◆ WRITTEN PROBLEM
Retype all the records with nothing changed.

------

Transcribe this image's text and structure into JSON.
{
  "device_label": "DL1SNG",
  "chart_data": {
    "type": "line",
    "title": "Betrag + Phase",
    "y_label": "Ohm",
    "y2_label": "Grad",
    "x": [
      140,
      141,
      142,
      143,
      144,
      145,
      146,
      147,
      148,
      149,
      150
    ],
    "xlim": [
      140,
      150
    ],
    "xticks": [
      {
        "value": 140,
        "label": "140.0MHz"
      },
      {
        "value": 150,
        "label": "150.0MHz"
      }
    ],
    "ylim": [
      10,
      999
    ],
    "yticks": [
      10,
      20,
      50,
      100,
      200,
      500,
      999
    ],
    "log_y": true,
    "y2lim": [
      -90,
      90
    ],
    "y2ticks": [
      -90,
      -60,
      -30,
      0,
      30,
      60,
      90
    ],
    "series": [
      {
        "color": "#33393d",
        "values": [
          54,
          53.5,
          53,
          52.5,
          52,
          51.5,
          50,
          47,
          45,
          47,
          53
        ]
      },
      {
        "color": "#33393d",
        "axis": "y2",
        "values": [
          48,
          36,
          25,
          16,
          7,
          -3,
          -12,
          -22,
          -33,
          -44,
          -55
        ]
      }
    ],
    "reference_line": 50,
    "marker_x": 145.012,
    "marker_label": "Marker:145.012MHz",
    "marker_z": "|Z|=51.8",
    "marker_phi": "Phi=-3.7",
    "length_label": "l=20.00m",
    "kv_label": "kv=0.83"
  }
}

------

◆ EXPECTED ANSWER
Transcribe this image's text and structure into JSON.
{
  "device_label": "DL1SNG",
  "chart_data": {
    "type": "line",
    "title": "Betrag + Phase",
    "y_label": "Ohm",
    "y2_label": "Grad",
    "x": [
      140,
      141,
      142,
      143,
      144,
      145,
      146,
      147,
      148,
      149,
      150
    ],
    "xlim": [
      140,
      150
    ],
    "xticks": [
      {
        "value": 140,
        "label": "140.0MHz"
      },
      {
        "value": 150,
        "label": "150.0MHz"
      }
    ],
    "ylim": [
      10,
      999
    ],
    "yticks": [
      10,
      20,
      50,
      100,
      200,
      500,
      999
    ],
    "log_y": true,
    "y2lim": [
      -90,
      90
    ],
    "y2ticks": [
      -90,
      -60,
      -30,
      0,
      30,
      60,
      90
    ],
    "series": [
      {
        "color": "#33393d",
        "values": [
          54,
          53.5,
          53,
          52.5,
          52,
          51.5,
          50,
          47,
          45,
          47,
          53
        ]
      },
      {
        "color": "#33393d",
        "axis": "y2",
        "values": [
          48,
          36,
          25,
          16,
          7,
          -3,
          -12,
          -22,
          -33,
          -44,
          -55
        ]
      }
    ],
    "reference_line": 50,
    "marker_x": 145.012,
    "marker_label": "Marker:145.012MHz",
    "marker_z": "|Z|=51.8",
    "marker_phi": "Phi=-3.7",
    "length_label": "l=20.00m",
    "kv_label": "kv=0.83"
  }
}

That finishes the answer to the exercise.